#### Problem:
Extract each line where the string "JSON" shows up.

═══

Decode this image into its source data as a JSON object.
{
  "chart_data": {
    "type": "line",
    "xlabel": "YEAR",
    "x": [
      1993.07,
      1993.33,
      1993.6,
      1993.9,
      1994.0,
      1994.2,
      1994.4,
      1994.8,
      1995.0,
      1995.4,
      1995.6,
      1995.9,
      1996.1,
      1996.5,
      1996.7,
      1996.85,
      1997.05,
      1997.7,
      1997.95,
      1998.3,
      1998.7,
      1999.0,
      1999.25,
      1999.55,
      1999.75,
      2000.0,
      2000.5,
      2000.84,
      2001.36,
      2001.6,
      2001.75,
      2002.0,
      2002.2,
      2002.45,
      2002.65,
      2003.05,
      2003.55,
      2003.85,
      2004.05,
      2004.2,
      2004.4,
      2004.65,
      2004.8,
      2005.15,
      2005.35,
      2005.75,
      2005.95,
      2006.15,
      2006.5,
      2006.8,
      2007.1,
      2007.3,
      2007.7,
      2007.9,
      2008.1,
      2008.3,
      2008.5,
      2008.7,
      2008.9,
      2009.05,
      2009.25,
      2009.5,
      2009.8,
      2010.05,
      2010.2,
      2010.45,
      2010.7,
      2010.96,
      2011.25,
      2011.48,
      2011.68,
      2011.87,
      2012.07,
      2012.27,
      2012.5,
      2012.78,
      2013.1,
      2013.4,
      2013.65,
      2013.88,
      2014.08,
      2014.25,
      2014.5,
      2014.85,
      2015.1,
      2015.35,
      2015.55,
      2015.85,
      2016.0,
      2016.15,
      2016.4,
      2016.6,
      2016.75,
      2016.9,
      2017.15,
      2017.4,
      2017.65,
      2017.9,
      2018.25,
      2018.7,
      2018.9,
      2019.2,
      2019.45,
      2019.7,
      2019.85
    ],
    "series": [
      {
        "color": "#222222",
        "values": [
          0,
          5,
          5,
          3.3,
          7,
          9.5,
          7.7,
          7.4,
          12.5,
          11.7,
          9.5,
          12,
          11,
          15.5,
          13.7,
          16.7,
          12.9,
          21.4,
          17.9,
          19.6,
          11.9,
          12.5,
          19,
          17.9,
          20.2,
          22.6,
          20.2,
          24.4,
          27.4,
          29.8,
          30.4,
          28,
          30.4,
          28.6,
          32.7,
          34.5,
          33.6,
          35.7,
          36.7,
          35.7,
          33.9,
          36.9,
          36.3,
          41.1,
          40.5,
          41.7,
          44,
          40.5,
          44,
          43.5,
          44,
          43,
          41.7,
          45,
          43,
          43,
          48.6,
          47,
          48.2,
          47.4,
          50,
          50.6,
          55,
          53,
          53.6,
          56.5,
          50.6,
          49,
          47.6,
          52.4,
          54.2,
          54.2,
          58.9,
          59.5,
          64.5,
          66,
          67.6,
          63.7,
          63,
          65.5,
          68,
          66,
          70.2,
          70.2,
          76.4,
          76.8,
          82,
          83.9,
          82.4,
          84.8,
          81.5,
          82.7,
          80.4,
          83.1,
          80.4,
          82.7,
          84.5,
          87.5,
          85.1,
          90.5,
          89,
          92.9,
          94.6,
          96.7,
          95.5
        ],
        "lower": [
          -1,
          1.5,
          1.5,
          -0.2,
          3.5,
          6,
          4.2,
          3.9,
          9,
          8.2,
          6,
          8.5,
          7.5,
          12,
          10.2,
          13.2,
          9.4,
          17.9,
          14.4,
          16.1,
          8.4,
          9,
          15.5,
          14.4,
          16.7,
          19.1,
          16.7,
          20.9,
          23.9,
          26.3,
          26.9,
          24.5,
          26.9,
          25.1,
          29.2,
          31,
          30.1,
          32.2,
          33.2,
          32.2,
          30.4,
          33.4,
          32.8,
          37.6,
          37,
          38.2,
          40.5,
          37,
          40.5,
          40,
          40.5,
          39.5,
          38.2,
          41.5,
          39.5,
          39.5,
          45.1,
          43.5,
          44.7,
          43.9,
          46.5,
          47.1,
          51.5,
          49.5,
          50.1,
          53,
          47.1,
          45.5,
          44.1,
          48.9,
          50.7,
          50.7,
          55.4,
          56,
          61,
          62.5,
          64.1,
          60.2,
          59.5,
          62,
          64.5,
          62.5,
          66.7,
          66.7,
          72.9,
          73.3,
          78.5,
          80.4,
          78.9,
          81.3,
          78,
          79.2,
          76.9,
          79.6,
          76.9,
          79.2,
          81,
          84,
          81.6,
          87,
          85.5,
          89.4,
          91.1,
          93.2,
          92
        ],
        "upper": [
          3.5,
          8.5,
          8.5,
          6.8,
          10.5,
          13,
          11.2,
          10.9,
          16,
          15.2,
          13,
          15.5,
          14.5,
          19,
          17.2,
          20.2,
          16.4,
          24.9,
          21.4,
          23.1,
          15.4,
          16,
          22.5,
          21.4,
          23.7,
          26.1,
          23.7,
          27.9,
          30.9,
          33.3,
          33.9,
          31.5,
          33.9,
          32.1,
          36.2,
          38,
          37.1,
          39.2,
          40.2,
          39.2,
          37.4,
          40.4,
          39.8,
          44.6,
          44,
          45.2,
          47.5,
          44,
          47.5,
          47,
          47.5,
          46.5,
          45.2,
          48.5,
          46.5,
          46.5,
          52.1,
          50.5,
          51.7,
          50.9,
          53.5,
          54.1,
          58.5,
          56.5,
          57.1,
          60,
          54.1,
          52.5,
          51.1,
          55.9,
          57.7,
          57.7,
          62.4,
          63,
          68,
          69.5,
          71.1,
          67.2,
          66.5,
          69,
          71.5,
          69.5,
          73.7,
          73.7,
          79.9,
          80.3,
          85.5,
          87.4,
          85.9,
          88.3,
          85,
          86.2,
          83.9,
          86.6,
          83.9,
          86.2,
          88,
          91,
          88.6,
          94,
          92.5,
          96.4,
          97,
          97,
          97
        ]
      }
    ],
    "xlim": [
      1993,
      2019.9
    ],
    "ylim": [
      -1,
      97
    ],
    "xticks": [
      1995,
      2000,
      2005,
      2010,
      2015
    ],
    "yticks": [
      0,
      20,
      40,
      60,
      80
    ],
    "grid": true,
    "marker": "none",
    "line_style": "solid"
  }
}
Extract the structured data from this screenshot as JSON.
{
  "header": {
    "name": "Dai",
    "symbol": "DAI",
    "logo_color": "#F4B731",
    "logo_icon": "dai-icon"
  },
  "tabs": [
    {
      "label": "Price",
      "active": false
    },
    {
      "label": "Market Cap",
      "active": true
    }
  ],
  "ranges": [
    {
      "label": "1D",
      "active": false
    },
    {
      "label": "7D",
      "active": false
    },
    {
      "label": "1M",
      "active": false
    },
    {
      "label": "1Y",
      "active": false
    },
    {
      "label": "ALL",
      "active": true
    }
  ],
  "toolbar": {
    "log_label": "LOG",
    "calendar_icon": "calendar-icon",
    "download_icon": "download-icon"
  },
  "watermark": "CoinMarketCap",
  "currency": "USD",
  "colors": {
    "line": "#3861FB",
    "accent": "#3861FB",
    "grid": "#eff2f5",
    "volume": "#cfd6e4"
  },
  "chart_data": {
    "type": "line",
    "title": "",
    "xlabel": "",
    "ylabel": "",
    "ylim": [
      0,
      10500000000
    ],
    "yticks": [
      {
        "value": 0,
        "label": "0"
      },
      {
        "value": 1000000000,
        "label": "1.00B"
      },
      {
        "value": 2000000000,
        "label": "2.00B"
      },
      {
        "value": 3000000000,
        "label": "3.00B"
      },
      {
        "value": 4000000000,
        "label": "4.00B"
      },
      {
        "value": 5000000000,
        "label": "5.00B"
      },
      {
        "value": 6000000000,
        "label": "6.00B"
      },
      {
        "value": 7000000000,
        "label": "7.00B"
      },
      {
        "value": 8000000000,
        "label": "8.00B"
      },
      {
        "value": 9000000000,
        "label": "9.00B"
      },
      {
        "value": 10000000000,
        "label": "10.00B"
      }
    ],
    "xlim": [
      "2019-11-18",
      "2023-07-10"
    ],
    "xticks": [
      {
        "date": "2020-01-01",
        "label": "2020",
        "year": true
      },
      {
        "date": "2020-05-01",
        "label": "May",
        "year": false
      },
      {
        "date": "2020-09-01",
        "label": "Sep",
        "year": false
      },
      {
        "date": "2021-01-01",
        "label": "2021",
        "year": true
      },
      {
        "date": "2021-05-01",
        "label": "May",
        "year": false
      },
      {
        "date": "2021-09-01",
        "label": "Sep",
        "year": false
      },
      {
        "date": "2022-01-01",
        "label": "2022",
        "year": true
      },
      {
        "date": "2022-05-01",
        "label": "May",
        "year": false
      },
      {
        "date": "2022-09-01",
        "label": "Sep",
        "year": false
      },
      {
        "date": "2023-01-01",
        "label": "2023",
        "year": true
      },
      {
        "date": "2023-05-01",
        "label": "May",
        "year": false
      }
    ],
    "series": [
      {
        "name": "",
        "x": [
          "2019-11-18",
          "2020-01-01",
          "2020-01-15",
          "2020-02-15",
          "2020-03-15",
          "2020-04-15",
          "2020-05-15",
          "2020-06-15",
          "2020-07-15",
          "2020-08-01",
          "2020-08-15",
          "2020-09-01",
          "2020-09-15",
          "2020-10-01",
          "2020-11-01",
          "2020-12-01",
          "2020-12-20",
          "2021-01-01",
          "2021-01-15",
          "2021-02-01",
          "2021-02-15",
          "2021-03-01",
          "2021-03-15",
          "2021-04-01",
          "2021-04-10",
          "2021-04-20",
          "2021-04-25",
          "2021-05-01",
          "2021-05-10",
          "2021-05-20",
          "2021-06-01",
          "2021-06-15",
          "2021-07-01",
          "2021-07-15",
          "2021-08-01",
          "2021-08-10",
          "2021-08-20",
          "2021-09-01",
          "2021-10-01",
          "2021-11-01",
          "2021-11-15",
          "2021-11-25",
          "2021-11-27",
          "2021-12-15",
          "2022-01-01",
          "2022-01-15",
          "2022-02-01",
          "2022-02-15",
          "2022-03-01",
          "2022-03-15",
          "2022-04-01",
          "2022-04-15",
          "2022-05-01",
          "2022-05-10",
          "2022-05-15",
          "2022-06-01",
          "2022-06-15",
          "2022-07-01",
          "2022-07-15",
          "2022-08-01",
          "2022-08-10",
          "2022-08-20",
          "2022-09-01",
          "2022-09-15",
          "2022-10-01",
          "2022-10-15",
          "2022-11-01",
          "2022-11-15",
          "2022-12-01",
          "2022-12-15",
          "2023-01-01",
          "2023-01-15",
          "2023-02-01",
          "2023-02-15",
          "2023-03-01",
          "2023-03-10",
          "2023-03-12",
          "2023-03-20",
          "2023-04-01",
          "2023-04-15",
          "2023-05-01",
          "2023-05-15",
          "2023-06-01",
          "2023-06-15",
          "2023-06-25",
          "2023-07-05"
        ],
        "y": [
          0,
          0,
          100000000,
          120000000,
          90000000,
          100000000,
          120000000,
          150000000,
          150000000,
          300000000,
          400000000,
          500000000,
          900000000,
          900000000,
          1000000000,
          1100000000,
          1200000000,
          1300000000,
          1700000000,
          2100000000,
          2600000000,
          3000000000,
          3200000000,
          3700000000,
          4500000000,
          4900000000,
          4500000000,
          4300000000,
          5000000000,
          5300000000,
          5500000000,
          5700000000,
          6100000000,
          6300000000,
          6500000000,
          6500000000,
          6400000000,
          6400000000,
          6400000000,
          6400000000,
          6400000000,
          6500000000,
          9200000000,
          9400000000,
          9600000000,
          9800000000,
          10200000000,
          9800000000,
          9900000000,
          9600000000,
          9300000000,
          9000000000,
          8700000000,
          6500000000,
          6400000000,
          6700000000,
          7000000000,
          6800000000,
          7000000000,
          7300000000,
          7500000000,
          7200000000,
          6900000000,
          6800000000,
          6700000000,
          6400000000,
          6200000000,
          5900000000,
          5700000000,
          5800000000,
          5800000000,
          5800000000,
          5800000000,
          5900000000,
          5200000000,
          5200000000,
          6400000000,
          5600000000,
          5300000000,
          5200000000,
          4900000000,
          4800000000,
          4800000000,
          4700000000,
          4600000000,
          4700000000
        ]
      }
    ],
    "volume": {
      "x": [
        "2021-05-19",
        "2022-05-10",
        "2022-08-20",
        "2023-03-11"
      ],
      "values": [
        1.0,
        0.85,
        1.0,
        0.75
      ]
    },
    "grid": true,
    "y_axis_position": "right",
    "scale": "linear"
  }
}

═══

#### Exercise solution:
Decode this image into its source data as a JSON object.
Extract the structured data from this screenshot as JSON.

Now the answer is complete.